Personal information
- Born: 14 November 1992 (age 33) Olansh, Cuttack district, Odisha, India

Sport
- Country: India
- Sport: Track and field
- Event: 100 metres

Achievements and titles
- Personal bests: 100m: 10.26 s (New Delhi 2016) NR 200m: 21.03 s (Bhubaneswar 2017)

Medal record
Men's athletics
Representing India
South Asian Games
| Silver medal – second place | 2019 Kathmandu | 4 × 100 m relay |

= Amiya Kumar Mallick =

Indian sprinter

Amiya Kumar Mallick (born 14 November 1992) is an Indian sprinter from Odisha. He previously held the 100 metres national record of 10.26 seconds.

==Personal life==
Mallick was born on 14 November 1992 in Olansh, Cuttack district, Orissa. His father works in Bhubaneswar as a section officer in the education department of the state government and his mother is a housewife. As of 2016, Mallick is pursuing an MBA at the KIIT University in Bhubaneswar.

┄┄┄┄┄┄┄┄┄┄┄┄┄┄┄┄┄┄┄┄

• _WORK TO COMPLETE_
A: Answer these questions using the profile of Amiya Kumar Mallick:
(i) What is his 200m personal best, and where and when was it set?
(ii) What medal did he win at the 2019 South Asian Games, and in which event?
(iii) What is his father's job?
B: Summarize the profile of Amiya Kumar Mallick in two sentences.
C: Extend the profile of Amiya Kumar Mallick from its final sentence.

Extracted records:
┄┄┄┄┄┄┄┄┄┄┄┄┄┄┄┄┄┄┄┄

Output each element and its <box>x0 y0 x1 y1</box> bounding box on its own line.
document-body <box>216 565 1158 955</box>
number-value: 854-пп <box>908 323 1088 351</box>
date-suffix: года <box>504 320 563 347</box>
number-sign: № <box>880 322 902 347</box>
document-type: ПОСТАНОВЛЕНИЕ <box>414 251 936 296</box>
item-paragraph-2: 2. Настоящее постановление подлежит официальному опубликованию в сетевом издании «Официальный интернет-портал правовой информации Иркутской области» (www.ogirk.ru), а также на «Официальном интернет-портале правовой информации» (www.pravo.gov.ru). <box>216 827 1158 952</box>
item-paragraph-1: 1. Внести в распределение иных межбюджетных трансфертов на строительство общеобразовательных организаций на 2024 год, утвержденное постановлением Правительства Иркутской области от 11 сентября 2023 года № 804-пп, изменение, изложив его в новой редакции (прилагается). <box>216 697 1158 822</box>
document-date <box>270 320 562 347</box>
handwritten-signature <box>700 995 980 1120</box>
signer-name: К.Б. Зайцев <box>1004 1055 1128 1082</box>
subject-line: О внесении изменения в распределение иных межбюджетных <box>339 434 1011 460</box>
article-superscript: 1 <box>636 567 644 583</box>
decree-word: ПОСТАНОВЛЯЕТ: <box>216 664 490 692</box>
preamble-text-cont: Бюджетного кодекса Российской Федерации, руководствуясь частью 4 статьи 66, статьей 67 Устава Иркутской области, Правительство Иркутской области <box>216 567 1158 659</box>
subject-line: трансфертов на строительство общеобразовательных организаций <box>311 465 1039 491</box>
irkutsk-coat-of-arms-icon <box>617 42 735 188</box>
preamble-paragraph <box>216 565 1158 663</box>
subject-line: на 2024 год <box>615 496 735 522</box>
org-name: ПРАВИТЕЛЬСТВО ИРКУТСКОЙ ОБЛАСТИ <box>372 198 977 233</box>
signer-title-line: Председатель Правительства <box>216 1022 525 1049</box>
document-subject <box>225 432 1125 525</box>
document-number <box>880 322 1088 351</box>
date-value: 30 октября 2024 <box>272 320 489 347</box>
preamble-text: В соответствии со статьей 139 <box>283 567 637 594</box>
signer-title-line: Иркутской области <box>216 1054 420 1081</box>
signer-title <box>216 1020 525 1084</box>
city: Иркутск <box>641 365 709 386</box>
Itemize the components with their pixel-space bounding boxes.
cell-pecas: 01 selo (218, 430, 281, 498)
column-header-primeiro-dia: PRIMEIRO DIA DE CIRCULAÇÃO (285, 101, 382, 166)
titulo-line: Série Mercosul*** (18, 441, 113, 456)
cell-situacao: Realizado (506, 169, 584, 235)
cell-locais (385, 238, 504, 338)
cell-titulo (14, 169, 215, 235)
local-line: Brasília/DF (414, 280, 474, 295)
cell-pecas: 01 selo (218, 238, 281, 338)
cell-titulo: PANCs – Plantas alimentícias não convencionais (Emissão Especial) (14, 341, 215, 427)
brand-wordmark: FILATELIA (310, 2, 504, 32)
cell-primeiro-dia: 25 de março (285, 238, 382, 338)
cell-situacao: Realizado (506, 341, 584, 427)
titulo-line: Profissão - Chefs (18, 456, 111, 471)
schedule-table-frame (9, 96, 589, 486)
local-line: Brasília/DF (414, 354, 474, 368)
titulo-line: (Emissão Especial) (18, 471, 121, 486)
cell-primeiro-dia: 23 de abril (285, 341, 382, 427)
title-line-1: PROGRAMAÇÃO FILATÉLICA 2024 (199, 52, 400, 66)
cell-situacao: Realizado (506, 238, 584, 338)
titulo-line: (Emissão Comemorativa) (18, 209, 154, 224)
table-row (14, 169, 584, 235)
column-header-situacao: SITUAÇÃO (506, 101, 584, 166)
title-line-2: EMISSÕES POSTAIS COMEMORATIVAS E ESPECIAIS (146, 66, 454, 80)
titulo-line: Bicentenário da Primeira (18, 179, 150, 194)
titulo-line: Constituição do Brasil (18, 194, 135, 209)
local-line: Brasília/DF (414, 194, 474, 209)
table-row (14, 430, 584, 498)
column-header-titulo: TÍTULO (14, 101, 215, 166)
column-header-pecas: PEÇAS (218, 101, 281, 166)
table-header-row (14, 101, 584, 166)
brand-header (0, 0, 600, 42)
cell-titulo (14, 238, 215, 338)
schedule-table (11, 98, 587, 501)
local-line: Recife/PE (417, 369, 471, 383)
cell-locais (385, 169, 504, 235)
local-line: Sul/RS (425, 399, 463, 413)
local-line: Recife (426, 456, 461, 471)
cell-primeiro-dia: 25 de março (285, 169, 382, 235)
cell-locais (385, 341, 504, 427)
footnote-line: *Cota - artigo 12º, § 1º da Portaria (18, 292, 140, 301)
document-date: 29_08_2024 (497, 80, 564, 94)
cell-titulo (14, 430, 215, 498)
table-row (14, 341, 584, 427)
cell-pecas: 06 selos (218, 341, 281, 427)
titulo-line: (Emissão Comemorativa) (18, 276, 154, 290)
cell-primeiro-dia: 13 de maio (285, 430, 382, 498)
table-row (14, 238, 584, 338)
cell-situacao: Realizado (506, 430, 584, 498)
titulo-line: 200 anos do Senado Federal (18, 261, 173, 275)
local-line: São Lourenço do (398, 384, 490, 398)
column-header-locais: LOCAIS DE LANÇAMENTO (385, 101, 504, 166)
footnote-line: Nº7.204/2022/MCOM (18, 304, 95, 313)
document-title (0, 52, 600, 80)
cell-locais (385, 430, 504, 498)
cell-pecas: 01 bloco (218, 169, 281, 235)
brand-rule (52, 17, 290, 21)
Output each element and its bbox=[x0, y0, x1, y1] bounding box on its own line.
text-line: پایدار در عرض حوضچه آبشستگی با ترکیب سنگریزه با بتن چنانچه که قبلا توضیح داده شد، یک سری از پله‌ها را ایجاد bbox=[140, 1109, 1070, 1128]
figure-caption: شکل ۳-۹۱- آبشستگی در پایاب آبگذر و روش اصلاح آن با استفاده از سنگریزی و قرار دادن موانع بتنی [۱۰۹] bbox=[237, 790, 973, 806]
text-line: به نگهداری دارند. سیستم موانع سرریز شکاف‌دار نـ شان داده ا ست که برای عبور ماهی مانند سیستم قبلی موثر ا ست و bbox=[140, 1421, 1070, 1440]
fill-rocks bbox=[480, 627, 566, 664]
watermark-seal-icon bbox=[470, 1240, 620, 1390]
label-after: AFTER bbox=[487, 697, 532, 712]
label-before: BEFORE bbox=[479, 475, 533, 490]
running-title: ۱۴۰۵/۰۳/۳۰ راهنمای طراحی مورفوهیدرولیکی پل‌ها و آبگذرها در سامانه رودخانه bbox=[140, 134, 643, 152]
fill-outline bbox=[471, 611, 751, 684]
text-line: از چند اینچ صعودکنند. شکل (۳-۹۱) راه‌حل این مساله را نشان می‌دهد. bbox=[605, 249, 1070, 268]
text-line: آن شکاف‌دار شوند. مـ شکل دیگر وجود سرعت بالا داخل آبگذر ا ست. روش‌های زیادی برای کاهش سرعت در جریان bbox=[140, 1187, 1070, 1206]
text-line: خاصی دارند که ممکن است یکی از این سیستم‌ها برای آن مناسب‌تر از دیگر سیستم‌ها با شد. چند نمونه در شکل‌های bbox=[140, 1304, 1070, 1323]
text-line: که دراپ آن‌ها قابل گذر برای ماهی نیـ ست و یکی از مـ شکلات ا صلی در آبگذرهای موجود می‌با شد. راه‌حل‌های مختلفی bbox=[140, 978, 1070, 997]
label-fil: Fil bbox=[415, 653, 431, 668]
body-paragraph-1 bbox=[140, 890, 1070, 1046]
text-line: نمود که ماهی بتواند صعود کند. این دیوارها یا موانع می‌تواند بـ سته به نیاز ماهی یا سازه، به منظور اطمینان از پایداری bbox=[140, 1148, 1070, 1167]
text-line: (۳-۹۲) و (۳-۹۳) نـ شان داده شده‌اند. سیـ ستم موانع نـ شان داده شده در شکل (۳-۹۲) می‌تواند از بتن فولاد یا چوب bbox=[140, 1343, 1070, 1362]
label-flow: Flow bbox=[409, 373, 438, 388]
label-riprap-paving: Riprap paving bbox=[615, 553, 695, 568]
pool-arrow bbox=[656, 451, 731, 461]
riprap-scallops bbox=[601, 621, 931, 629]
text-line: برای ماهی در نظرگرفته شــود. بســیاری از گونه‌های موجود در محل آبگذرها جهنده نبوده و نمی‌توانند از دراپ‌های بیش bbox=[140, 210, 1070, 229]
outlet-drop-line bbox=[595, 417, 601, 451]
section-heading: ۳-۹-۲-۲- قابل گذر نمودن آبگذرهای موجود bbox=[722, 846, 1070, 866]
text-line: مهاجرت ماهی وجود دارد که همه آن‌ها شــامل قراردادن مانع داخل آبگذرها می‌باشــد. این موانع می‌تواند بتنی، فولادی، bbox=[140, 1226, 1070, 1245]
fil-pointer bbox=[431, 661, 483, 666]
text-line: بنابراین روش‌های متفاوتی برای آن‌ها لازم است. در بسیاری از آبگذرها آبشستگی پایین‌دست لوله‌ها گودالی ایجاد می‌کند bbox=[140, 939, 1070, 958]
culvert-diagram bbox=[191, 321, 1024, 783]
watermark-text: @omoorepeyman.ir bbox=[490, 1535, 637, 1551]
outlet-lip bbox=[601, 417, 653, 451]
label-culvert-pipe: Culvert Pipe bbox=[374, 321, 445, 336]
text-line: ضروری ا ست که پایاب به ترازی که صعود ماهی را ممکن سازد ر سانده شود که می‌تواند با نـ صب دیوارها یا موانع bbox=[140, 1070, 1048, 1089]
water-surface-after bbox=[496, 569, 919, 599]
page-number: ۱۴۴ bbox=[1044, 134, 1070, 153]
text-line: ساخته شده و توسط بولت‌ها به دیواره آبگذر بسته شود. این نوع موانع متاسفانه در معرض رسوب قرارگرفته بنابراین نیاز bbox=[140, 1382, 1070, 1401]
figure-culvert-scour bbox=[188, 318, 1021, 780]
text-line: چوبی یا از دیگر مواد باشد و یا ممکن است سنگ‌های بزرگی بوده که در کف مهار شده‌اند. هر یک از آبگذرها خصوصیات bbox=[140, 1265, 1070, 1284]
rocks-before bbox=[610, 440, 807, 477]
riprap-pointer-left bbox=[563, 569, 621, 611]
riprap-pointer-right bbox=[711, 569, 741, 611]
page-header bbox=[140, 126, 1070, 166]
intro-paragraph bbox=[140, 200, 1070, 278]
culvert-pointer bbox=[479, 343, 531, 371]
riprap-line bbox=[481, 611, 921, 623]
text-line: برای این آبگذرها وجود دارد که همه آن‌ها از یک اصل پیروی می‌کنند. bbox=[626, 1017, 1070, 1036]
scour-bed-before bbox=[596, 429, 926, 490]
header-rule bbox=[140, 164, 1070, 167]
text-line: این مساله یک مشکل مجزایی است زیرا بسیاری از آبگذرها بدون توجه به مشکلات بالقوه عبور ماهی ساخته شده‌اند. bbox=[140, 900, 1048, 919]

┄┄┄┄┄┄┄┄┄┄┄┄┄┄┄┄┄┄┄┄

• _ANSWERS BY ITEM_
A:
(i) 21.03 s, set in Bhubaneswar in 2017.
(ii) A silver medal in the 4 × 100 m relay, in Kathmandu.
(iii) He is a section officer in the education department of the state government, working in Bhubaneswar.

B: Amiya Kumar Mallick, born 14 November 1992 in Olansh in Cuttack district, is an Indian sprinter from Odisha who previously held the 100 metres national record of 10.26 seconds. His father works in Bhubaneswar as a section officer in the state education department, his mother is a housewife, and as of 2016 he was pursuing an MBA at KIIT University.

C:
==Career==
Mallick won the silver medal in 100 metres at the 2006 Junior Asian Meet in Colombo and a bronze in 200 metres at the 2008 Commonwealth Youth Games, clocking 21.33 seconds. In October 2011, he suffered a left quadricep injury which left him bed-ridden for six months after which he had to use crutches to walk. He returned to sprinting in December 2012, while his doctors told him that it will not be possible for him to match his previous timings.

Mallick came into the limelight after winning gold medal at the National Open Athletics Championships at Ranchi in 2013 by recording 21.22 seconds. In 2014, he trained for four months under Glen Mills, who coached Usain Bolt and Yohan Blake, at the Racers Track Club in Kingston. The training which costed ₹16 lakh was funded by his father, the state association and some sponsors, and helped him change his running technique.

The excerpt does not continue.